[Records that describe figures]

===

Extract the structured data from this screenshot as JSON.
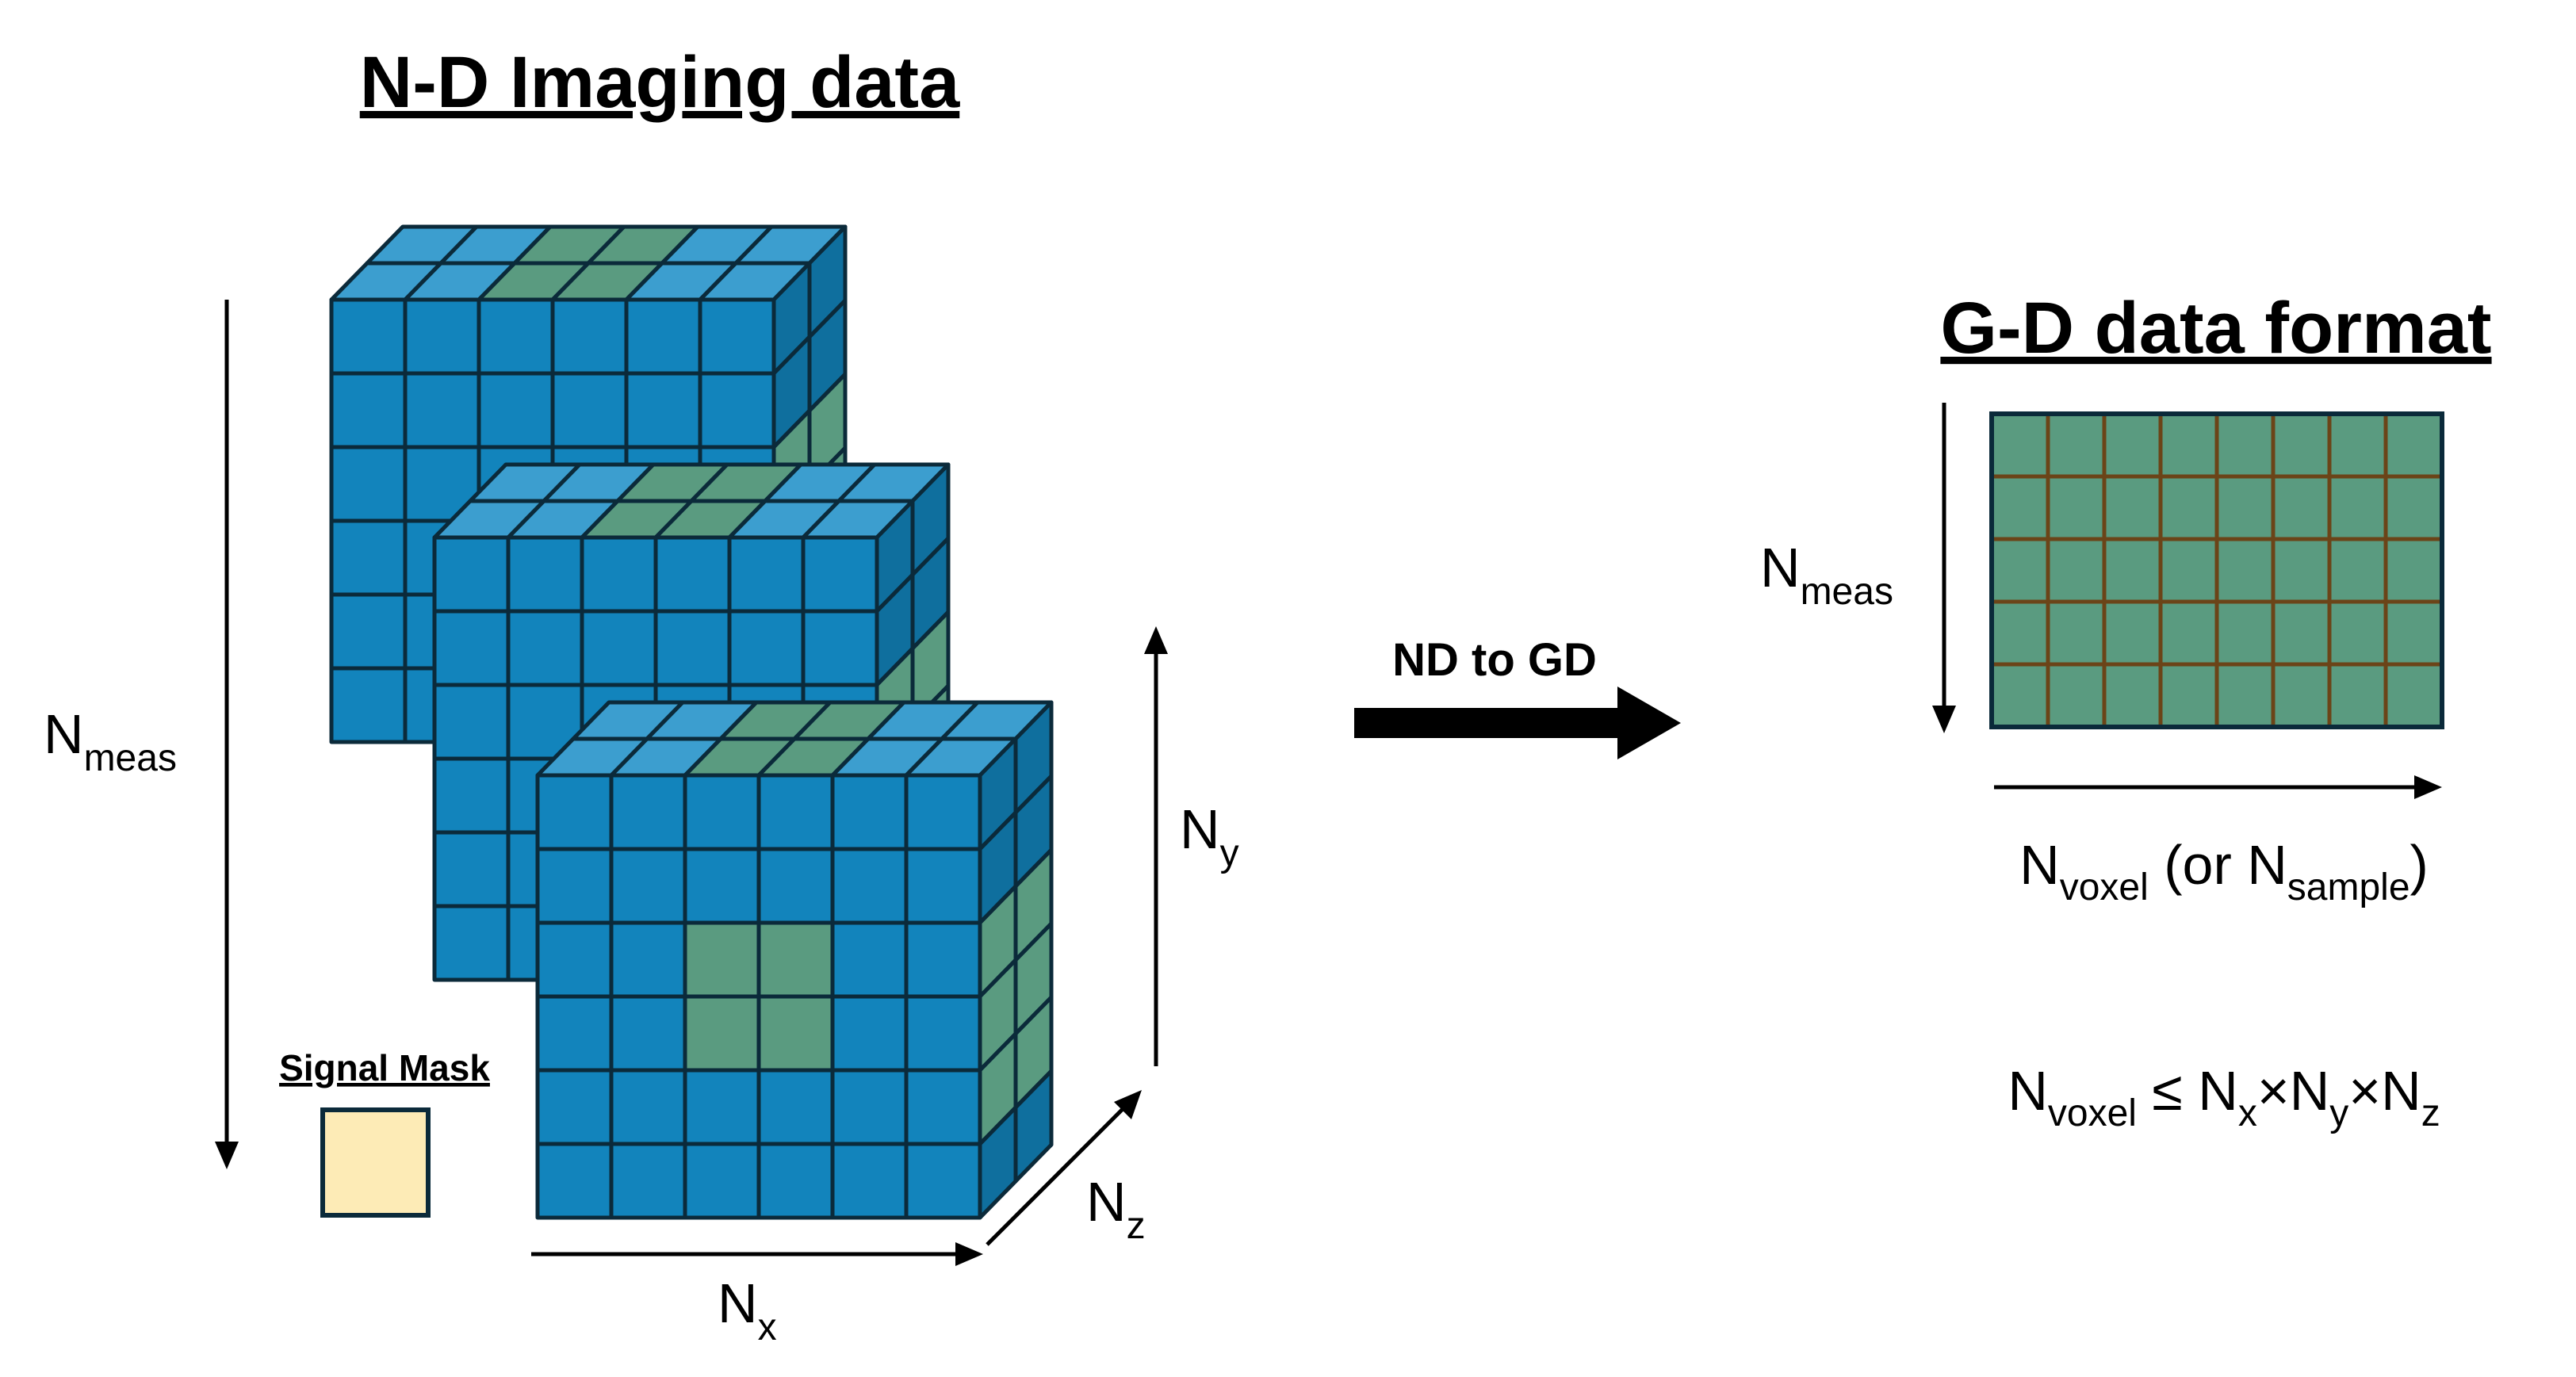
{
  "left_title": "N-D Imaging data",
  "right_title": "G-D data format",
  "transform_label": "ND to GD",
  "legend": {
    "label": "Signal Mask",
    "swatch_color": "#FDEBB6"
  },
  "colors": {
    "voxel_blue": "#1284BC",
    "top_face": "#3C9ECF",
    "side_face": "#0F6F9E",
    "masked_green": "#5A9B80",
    "grid_brown": "#6B4418",
    "edge": "#0B2A3A"
  },
  "labels": {
    "left_nmeas": {
      "main": "N",
      "sub": "meas"
    },
    "ny": {
      "main": "N",
      "sub": "y"
    },
    "nz": {
      "main": "N",
      "sub": "z"
    },
    "nx": {
      "main": "N",
      "sub": "x"
    },
    "right_nmeas": {
      "main": "N",
      "sub": "meas"
    },
    "nvoxel_axis": {
      "n1": "N",
      "sub1": "voxel",
      "mid": " (or N",
      "sub2": "sample",
      "end": ")"
    },
    "inequality": {
      "n1": "N",
      "sub1": "voxel",
      "le": " ≤ N",
      "sx": "x",
      "x1": "×N",
      "sy": "y",
      "x2": "×N",
      "sz": "z"
    }
  },
  "cubes": {
    "count": 3,
    "grid_front": "6 × 6",
    "grid_depth": 2
  },
  "gd_matrix": {
    "rows": 5,
    "cols": 8
  }
}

===

YOUR INSTRUCTIONS: Omit every image. Quote each record exactly.

THE RESPONSE:
Extract the structured data from this screenshot as JSON.
{
  "left_title": "N-D Imaging data",
  "right_title": "G-D data format",
  "transform_label": "ND to GD",
  "legend": {
    "label": "Signal Mask",
    "swatch_color": "#FDEBB6"
  },
  "colors": {
    "voxel_blue": "#1284BC",
    "top_face": "#3C9ECF",
    "side_face": "#0F6F9E",
    "masked_green": "#5A9B80",
    "grid_brown": "#6B4418",
    "edge": "#0B2A3A"
  },
  "labels": {
    "left_nmeas": {
      "main": "N",
      "sub": "meas"
    },
    "ny": {
      "main": "N",
      "sub": "y"
    },
    "nz": {
      "main": "N",
      "sub": "z"
    },
    "nx": {
      "main": "N",
      "sub": "x"
    },
    "right_nmeas": {
      "main": "N",
      "sub": "meas"
    },
    "nvoxel_axis": {
      "n1": "N",
      "sub1": "voxel",
      "mid": " (or N",
      "sub2": "sample",
      "end": ")"
    },
    "inequality": {
      "n1": "N",
      "sub1": "voxel",
      "le": " ≤ N",
      "sx": "x",
      "x1": "×N",
      "sy": "y",
      "x2": "×N",
      "sz": "z"
    }
  },
  "cubes": {
    "count": 3,
    "grid_front": "6 × 6",
    "grid_depth": 2
  },
  "gd_matrix": {
    "rows": 5,
    "cols": 8
  }
}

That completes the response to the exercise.